• _Short task_:
Leave out the pictures and repeat exactly the lines between the one containing "What data populates" and the one containing "What's the underlying", inclusive.

━━━ Material for this exercise

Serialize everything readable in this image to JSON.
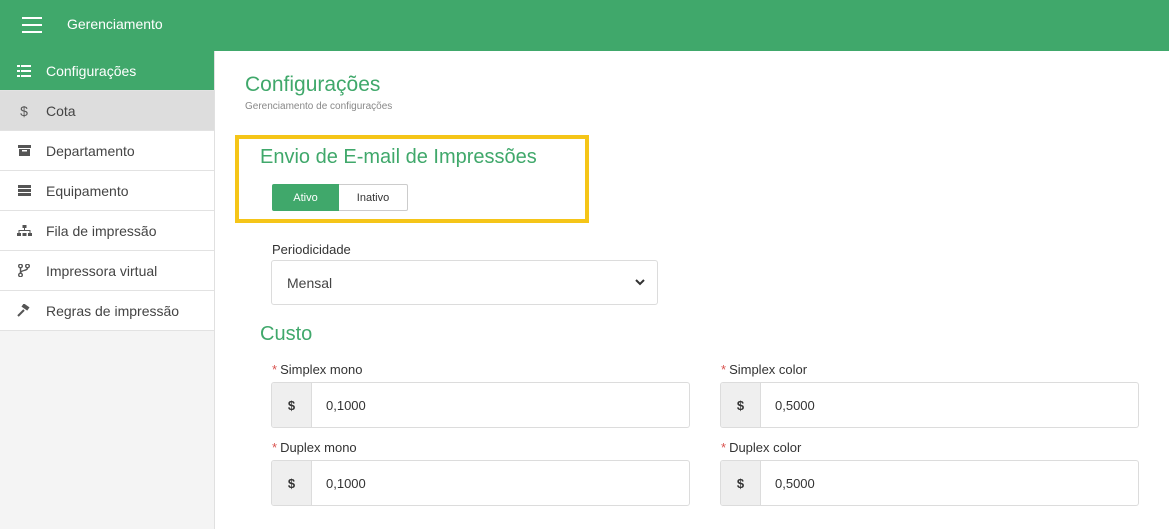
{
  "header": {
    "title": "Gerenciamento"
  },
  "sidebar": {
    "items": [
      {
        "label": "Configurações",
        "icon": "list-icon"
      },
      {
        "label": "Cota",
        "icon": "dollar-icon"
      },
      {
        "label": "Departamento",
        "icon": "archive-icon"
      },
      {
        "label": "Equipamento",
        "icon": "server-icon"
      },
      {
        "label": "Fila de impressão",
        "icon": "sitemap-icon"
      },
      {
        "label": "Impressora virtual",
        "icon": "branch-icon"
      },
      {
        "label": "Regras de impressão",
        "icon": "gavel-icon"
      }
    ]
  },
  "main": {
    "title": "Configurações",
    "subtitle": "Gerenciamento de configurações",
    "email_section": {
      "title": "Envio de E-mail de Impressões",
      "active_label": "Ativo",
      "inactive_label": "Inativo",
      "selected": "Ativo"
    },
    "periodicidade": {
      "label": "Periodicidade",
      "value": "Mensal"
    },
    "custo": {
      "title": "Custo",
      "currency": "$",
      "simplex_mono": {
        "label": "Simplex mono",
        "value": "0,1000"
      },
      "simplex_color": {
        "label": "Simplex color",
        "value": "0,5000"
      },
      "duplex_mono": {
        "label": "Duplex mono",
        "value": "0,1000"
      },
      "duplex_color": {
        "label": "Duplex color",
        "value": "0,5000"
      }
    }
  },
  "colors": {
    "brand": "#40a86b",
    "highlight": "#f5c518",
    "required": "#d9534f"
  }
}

━━━━━━
━━━ Material for this exercise

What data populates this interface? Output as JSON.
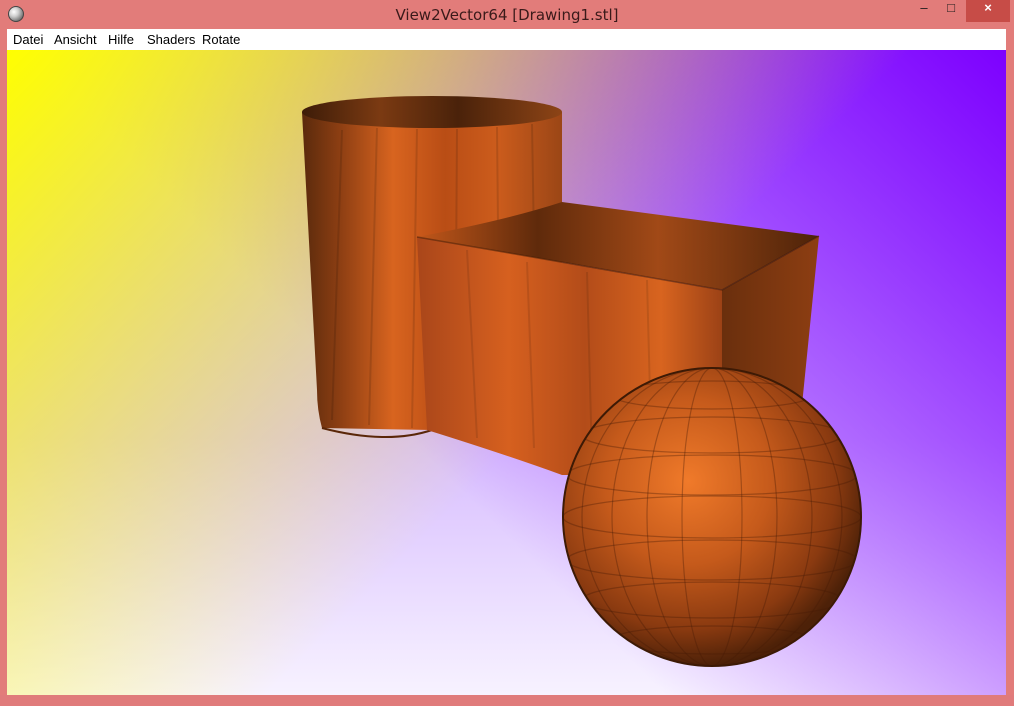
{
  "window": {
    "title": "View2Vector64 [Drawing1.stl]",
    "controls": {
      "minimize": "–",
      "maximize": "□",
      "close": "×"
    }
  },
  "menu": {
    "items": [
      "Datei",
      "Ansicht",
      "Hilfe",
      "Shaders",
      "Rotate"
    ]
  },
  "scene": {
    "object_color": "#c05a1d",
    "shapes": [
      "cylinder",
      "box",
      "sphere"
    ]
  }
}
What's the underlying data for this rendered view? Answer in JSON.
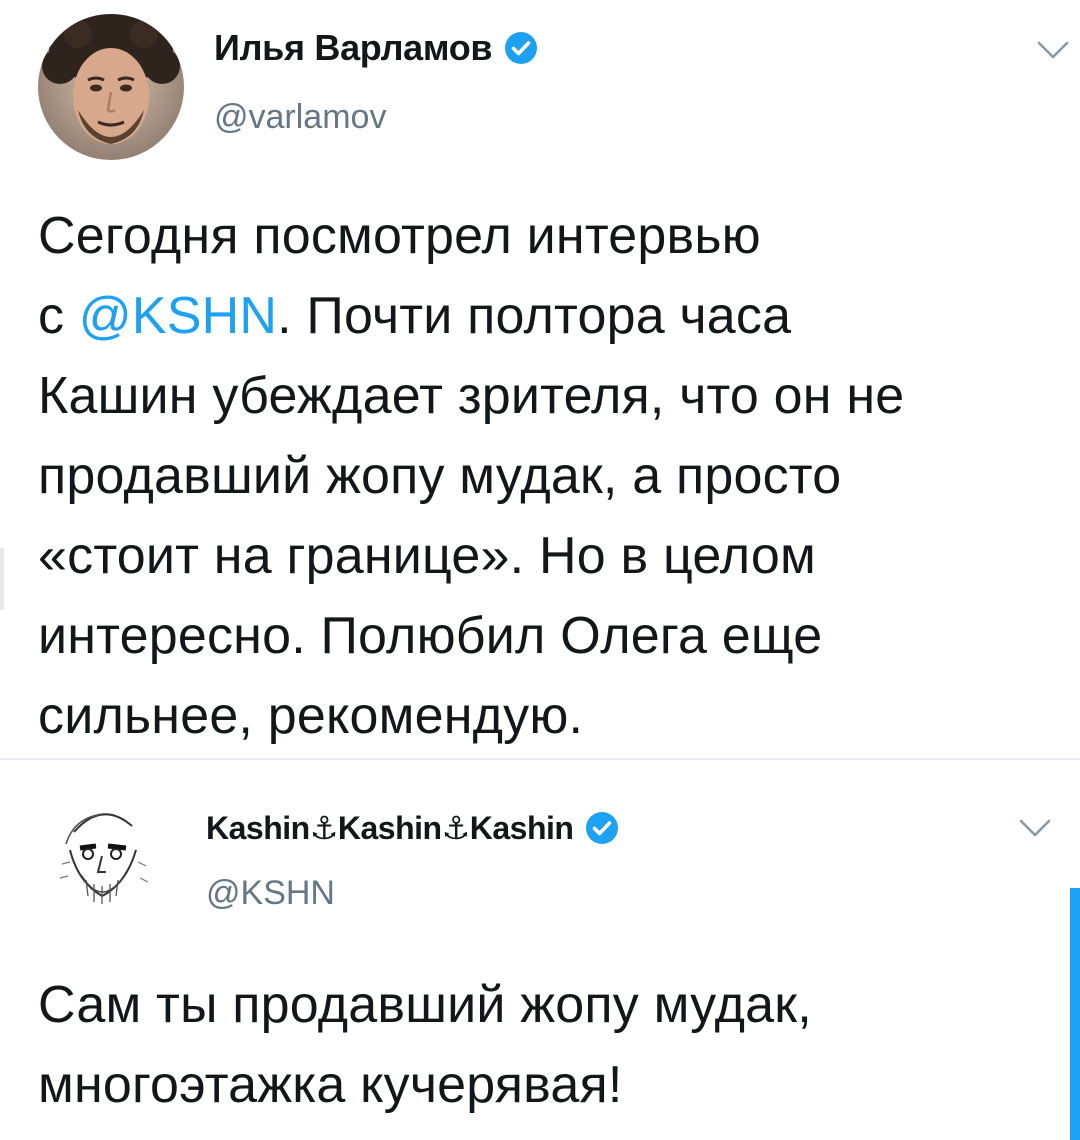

━━━━━━
━━━ Material for this exercise

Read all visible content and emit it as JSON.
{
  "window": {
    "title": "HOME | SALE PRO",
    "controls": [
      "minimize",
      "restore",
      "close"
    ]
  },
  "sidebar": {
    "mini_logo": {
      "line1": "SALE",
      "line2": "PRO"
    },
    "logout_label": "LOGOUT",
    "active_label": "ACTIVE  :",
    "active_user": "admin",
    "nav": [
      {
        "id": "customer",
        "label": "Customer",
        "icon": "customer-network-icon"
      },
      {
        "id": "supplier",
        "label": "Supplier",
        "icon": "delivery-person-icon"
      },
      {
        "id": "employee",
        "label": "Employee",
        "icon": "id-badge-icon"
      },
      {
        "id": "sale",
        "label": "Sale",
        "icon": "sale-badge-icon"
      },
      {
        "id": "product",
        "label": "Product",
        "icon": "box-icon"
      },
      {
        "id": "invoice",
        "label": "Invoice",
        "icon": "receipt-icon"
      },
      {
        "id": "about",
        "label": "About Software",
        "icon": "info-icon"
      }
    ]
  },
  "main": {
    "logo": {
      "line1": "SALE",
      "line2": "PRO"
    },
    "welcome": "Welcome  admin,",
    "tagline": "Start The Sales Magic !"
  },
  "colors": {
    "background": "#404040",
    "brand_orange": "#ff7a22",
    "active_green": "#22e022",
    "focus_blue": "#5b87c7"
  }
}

━━━━━━

• _Output of the task_:
What data populates this interface? Output as JSON.
{
  "window": {
    "title": "View2Vector64 [Drawing1.stl]",
    "controls": {
      "minimize": "–",
      "maximize": "□",
      "close": "×"
    }
  },
  "menu": {
    "items": [
      "Datei",
      "Ansicht",
      "Hilfe",
      "Shaders",
      "Rotate"
    ]
  },
  "scene": {
    "object_color": "#c05a1d",
    "shapes": [
      "cylinder",
      "box",
      "sphere"
    ]
  }
}
What's the underlying data for this rendered view? Answer in JSON.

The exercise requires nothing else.